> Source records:
____
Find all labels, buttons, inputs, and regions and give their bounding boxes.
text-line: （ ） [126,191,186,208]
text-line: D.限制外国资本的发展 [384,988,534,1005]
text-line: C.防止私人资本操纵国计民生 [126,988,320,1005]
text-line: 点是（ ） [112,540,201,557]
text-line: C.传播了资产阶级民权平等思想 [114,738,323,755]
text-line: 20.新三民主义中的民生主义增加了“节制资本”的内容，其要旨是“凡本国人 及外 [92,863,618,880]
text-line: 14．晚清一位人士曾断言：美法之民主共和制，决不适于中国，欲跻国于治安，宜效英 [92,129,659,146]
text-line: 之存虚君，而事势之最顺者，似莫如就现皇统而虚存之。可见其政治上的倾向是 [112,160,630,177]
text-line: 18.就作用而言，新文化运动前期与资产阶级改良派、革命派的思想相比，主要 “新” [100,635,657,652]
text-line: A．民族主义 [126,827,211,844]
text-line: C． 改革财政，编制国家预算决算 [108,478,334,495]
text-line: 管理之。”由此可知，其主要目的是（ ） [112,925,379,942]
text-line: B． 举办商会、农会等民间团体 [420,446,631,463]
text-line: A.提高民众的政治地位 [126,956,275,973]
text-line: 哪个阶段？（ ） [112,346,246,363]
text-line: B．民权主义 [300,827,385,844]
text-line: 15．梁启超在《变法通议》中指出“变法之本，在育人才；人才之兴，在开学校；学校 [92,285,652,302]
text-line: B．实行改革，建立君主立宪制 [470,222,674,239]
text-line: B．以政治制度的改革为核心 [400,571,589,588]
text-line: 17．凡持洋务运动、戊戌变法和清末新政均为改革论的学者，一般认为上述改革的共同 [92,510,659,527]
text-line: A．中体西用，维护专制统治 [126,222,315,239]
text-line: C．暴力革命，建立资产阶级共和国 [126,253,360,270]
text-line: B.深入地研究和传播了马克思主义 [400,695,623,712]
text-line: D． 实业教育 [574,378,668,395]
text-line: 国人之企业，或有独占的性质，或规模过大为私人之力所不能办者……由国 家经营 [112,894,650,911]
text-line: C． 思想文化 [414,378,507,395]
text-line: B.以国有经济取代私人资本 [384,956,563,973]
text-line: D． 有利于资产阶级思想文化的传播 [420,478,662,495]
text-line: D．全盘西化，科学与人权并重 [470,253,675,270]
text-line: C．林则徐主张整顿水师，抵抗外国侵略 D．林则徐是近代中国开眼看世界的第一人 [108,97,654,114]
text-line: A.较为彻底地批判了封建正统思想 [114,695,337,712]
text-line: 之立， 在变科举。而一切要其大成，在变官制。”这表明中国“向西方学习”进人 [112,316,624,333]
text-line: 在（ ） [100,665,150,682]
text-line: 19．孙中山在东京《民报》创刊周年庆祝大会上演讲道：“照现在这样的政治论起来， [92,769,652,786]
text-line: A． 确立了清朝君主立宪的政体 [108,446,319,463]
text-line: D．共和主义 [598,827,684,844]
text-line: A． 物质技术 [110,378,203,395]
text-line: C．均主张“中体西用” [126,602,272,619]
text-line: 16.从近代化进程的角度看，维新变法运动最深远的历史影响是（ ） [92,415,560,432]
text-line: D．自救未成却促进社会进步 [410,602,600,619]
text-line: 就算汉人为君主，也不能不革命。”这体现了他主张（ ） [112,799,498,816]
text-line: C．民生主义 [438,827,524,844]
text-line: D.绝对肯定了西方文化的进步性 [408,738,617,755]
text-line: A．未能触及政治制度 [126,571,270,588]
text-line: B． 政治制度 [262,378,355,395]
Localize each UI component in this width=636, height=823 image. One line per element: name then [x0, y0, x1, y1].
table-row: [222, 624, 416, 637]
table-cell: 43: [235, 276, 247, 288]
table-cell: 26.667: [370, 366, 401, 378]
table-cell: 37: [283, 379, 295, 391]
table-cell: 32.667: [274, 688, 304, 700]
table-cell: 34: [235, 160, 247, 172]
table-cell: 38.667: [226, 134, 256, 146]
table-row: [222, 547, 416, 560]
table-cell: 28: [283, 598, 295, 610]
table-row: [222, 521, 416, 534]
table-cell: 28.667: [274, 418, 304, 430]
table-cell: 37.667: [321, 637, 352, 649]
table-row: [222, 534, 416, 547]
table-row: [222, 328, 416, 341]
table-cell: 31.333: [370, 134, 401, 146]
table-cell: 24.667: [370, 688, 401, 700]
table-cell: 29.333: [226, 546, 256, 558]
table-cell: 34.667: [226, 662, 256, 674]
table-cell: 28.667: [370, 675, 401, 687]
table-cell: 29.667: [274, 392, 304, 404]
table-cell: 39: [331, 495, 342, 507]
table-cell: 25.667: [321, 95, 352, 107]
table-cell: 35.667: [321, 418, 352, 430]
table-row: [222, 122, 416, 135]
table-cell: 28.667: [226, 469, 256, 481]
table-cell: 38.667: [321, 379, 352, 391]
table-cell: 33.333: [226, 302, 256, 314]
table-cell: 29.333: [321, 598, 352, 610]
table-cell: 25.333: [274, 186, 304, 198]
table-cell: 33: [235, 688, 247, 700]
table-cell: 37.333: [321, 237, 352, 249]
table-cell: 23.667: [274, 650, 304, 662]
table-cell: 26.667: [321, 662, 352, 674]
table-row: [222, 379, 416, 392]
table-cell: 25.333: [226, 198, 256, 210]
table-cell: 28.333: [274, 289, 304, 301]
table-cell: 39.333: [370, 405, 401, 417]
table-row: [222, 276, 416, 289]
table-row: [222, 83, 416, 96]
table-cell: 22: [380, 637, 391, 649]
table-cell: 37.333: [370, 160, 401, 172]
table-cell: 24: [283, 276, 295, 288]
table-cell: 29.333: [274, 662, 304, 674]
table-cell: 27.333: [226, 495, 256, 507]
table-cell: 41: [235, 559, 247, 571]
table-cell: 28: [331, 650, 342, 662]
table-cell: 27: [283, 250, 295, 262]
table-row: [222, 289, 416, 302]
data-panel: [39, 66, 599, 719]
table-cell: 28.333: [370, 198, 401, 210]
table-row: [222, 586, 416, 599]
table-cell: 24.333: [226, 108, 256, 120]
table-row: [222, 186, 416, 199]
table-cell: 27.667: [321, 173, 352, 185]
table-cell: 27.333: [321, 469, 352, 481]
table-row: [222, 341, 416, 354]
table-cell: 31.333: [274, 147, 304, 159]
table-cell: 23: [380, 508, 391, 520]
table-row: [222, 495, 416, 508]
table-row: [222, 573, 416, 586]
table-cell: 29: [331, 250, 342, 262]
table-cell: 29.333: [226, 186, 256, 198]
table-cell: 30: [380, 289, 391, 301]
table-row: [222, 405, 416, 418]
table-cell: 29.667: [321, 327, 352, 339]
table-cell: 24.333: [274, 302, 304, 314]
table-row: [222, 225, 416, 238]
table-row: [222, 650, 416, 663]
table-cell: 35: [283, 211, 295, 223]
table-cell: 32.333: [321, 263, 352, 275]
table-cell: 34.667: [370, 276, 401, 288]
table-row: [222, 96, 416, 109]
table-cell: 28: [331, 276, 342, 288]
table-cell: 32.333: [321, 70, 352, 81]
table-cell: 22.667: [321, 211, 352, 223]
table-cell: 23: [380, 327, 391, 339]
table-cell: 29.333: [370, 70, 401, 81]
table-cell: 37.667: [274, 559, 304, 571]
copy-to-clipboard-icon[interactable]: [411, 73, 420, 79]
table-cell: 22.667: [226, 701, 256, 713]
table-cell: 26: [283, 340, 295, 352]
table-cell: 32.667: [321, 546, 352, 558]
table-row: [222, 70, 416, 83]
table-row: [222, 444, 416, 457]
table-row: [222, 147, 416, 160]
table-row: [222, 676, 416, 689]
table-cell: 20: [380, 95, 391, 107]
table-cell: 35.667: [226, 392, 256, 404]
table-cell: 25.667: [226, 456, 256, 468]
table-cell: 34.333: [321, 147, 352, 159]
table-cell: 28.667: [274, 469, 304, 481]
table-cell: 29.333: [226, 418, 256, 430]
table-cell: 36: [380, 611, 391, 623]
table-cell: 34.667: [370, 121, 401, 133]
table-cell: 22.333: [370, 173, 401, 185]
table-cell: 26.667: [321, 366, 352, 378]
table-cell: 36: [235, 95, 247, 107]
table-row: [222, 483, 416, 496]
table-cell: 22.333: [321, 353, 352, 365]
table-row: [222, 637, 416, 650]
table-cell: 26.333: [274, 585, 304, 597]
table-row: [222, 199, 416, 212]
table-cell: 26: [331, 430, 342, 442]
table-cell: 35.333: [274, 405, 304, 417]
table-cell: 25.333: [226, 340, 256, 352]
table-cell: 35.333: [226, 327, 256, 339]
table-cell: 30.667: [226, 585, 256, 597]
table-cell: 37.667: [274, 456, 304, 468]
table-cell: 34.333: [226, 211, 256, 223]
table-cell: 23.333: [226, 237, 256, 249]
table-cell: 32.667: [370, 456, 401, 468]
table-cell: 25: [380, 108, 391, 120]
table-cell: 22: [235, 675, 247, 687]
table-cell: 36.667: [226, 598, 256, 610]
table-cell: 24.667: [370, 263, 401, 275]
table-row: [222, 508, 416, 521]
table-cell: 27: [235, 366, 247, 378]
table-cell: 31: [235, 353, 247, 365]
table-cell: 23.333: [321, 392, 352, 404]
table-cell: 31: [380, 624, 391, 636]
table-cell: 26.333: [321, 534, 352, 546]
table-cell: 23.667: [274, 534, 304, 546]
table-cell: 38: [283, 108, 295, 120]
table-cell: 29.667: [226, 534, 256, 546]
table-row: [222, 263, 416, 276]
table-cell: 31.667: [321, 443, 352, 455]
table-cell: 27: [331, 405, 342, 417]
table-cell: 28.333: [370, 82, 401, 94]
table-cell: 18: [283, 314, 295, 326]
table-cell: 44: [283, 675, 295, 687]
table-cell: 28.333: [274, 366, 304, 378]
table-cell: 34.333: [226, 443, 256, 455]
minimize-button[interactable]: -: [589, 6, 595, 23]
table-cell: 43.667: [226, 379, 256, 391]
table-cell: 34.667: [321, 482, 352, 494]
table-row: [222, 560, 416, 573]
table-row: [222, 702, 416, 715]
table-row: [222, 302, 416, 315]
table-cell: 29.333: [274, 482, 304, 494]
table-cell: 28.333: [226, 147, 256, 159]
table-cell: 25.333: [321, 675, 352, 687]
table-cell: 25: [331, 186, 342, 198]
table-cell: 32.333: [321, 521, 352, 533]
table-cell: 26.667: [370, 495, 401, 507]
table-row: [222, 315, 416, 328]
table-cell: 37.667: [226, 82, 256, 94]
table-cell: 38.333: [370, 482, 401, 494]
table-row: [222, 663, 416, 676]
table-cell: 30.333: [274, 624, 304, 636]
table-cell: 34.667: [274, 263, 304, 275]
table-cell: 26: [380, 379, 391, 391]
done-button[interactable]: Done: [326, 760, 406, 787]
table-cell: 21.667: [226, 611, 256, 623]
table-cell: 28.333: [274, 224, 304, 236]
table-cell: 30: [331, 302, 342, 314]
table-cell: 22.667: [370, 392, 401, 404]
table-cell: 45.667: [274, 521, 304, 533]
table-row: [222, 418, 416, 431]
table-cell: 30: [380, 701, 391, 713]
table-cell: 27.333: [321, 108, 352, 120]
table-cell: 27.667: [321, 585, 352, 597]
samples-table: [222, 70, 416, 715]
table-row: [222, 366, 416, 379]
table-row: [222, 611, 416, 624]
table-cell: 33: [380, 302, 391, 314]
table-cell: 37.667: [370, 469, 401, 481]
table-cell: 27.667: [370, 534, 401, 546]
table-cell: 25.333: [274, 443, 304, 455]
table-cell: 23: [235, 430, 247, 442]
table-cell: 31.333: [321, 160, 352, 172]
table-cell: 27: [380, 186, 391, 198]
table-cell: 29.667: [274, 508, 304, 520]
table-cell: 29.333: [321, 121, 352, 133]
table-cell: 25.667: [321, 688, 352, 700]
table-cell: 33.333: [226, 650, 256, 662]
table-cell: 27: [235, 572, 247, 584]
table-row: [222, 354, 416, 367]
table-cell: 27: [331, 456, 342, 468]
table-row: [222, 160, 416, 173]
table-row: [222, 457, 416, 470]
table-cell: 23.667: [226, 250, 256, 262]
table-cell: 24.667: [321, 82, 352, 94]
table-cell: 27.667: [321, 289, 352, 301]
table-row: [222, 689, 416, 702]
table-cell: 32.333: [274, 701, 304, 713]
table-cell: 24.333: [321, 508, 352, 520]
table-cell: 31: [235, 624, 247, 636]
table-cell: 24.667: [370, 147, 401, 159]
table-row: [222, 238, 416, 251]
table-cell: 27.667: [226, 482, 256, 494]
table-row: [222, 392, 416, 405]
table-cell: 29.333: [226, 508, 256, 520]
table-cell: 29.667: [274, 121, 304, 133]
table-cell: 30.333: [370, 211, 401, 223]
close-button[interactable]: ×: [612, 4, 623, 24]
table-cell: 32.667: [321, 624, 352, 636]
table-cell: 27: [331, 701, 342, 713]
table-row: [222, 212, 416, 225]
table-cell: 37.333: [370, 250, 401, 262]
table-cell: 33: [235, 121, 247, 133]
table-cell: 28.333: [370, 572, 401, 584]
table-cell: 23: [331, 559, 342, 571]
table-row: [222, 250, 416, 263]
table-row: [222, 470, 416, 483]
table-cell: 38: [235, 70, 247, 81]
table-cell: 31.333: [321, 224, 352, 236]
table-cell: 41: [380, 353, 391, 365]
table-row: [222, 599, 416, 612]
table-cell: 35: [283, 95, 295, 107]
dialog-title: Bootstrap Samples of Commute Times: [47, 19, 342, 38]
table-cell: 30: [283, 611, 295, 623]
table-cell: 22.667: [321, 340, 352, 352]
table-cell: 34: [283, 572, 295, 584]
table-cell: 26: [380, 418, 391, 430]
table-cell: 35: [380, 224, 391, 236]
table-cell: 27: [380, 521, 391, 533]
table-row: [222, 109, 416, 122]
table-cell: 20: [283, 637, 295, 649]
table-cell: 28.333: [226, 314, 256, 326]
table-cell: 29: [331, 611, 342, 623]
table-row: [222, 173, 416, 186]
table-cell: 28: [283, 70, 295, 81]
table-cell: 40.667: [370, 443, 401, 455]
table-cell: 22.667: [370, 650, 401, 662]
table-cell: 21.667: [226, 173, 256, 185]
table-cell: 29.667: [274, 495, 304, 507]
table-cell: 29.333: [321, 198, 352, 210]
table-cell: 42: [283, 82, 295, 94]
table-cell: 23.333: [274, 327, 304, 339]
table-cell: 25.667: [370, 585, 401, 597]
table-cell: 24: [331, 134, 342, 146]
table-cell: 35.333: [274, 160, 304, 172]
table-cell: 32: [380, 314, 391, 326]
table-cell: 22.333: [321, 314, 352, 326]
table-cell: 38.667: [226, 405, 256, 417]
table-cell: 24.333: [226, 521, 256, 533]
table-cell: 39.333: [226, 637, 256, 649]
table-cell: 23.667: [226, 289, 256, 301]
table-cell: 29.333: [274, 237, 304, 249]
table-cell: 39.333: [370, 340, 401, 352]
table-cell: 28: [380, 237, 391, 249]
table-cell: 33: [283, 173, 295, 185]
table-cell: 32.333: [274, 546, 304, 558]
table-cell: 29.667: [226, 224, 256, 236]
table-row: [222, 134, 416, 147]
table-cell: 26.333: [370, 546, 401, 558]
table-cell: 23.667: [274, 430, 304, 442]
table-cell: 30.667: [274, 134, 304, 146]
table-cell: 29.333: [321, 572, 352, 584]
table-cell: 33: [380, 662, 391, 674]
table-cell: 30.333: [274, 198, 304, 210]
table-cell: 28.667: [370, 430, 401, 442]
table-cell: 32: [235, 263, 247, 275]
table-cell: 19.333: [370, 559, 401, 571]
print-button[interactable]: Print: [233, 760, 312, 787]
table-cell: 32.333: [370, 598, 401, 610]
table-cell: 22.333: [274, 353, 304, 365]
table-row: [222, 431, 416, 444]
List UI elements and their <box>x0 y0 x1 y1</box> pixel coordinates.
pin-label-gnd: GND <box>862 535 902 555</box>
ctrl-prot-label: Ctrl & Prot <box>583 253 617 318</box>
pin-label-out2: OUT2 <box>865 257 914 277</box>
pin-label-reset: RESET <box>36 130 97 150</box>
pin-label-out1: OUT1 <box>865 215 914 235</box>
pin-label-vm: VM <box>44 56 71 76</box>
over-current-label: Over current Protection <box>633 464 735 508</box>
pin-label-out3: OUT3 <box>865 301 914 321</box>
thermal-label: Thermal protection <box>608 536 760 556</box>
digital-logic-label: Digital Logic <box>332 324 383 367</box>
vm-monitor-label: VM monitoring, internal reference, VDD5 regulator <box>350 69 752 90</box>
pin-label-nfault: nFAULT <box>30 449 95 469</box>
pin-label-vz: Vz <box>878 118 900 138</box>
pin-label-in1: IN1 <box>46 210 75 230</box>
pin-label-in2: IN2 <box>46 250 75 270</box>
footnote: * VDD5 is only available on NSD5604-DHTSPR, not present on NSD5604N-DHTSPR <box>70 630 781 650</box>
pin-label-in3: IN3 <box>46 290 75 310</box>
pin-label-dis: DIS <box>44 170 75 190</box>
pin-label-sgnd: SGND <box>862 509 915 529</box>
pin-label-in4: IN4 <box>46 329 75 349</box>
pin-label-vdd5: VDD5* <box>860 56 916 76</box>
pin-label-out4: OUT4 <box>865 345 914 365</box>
____
Repeat word for word the source records from the first line through the line containing "text-line: C.传播了资产阶级民权平等思想 [114,738,323,755]", with both of those lines included.

> The answer:
Find all labels, buttons, inputs, and regions and give their bounding boxes.
text-line: （ ） [126,191,186,208]
text-line: D.限制外国资本的发展 [384,988,534,1005]
text-line: C.防止私人资本操纵国计民生 [126,988,320,1005]
text-line: 点是（ ） [112,540,201,557]
text-line: C.传播了资产阶级民权平等思想 [114,738,323,755]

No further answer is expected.